## Directions
Scan the records and identify every line in which the string "name" occurs, then return those lines.

## Supplied entries
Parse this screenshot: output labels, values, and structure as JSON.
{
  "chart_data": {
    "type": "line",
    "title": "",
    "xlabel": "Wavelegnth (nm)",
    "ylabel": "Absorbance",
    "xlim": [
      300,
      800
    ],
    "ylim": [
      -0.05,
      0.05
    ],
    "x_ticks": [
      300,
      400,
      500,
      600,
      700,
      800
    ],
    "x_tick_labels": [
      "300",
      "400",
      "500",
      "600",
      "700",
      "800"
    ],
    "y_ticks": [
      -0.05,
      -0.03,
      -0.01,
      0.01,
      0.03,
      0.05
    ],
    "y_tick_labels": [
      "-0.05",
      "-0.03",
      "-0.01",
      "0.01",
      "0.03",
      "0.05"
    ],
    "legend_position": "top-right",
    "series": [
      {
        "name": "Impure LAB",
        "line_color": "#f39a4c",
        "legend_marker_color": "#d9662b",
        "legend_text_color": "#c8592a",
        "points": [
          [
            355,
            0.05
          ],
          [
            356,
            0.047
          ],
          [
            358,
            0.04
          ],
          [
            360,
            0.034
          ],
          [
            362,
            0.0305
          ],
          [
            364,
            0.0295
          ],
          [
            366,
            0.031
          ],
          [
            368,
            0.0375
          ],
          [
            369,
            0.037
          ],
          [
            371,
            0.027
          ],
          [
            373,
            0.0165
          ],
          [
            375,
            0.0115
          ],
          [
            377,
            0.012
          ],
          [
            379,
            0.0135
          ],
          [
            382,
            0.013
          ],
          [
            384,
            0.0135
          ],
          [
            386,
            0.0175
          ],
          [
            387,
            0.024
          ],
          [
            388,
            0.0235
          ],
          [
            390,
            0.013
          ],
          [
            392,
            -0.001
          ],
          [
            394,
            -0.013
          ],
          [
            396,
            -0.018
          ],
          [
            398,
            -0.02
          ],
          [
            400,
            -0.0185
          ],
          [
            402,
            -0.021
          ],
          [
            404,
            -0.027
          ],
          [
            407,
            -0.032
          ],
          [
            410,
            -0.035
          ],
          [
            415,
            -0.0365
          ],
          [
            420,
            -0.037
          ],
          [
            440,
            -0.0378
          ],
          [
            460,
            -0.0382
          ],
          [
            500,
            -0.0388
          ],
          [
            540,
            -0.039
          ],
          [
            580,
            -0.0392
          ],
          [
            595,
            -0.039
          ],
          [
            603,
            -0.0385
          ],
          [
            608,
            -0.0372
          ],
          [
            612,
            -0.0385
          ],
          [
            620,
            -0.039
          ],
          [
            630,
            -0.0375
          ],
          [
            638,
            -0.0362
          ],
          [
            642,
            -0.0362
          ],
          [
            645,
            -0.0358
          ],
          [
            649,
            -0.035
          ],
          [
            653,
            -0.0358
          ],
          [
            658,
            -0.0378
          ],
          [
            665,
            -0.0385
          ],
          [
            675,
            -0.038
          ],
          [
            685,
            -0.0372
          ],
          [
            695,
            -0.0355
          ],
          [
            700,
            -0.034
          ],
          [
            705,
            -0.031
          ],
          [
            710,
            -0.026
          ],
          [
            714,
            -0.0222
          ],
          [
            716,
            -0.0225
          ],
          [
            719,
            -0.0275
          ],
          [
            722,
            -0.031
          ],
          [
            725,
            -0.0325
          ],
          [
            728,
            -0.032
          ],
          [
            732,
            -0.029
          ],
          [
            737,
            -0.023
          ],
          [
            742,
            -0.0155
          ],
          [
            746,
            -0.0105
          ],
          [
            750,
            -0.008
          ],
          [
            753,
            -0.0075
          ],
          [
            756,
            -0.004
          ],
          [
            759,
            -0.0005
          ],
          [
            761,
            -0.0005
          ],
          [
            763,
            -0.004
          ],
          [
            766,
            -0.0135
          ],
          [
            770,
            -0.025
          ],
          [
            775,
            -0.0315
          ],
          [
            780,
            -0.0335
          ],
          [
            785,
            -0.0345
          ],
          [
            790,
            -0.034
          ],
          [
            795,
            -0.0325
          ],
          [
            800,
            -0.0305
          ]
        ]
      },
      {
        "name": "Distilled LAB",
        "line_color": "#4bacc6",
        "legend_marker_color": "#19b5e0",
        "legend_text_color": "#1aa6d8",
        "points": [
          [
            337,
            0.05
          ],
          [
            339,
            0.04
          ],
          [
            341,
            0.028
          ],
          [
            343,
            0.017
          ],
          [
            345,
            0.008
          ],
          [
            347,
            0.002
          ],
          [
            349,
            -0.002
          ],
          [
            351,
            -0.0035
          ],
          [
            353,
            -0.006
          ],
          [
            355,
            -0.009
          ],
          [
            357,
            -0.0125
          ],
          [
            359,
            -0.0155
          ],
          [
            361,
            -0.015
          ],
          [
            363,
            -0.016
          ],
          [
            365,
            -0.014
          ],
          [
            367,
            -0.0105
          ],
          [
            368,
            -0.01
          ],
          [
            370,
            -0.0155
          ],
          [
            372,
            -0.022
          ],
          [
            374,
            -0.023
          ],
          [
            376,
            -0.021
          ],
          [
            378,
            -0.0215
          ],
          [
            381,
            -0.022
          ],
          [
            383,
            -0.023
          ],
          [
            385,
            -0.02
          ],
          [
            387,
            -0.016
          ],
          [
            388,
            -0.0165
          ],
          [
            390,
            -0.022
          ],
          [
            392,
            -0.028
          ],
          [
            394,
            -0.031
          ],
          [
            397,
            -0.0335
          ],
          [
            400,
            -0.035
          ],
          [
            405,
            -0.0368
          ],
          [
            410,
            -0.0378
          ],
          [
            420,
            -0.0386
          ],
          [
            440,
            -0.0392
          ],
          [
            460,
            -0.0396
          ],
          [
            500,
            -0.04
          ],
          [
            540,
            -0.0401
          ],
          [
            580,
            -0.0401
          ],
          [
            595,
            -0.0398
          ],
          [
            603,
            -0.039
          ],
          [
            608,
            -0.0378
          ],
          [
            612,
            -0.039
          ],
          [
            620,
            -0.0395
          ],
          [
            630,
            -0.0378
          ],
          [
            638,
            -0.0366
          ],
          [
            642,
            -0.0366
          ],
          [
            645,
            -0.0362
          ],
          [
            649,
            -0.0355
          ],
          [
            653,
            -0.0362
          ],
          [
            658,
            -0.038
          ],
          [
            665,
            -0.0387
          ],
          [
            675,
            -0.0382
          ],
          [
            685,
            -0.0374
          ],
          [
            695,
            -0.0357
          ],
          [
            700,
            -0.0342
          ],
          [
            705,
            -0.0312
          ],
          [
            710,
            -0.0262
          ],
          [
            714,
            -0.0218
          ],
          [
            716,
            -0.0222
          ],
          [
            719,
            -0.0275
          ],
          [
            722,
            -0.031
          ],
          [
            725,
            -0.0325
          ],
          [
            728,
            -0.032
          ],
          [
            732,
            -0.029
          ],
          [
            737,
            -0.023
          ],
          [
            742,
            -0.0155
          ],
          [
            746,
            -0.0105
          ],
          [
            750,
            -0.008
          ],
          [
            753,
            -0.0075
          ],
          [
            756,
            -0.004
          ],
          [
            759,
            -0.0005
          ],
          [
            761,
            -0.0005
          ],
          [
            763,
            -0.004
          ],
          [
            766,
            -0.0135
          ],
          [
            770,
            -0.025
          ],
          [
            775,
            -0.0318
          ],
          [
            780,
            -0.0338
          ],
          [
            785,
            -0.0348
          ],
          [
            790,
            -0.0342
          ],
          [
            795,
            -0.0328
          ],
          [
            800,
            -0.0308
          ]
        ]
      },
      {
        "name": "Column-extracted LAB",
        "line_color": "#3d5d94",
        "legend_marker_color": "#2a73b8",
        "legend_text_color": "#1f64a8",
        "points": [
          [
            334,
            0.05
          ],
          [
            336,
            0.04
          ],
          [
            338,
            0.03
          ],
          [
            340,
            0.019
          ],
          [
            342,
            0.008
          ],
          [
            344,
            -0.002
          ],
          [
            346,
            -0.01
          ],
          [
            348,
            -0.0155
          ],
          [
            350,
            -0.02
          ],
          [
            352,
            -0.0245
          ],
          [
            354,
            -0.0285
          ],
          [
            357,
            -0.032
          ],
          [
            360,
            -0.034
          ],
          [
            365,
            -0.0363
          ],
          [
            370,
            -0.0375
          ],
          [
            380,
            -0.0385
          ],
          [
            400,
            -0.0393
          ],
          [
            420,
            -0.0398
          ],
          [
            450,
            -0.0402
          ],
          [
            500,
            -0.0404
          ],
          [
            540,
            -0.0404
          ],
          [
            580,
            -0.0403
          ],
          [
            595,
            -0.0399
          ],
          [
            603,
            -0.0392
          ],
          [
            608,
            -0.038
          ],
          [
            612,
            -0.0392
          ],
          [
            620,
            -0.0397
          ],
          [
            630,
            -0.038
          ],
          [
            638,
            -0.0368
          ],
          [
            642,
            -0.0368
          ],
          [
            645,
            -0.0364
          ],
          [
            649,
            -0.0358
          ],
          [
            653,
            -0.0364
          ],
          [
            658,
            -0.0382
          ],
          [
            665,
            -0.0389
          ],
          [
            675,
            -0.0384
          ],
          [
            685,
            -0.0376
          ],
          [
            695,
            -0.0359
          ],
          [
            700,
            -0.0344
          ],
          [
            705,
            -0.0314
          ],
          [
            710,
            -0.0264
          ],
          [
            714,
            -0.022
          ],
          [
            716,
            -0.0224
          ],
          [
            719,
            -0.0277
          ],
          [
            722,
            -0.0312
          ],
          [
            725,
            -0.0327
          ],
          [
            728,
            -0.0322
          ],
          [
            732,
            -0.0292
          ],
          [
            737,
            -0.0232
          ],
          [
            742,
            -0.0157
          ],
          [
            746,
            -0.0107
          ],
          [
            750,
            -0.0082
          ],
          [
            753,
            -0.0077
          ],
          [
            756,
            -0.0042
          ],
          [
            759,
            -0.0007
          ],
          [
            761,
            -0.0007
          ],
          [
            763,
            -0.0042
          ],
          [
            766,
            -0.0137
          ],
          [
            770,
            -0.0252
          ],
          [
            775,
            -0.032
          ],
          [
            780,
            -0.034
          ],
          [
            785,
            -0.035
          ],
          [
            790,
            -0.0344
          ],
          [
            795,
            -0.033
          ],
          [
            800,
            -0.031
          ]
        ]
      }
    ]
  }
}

## The output
        "name": "Impure LAB",
        "name": "Distilled LAB",
        "name": "Column-extracted LAB",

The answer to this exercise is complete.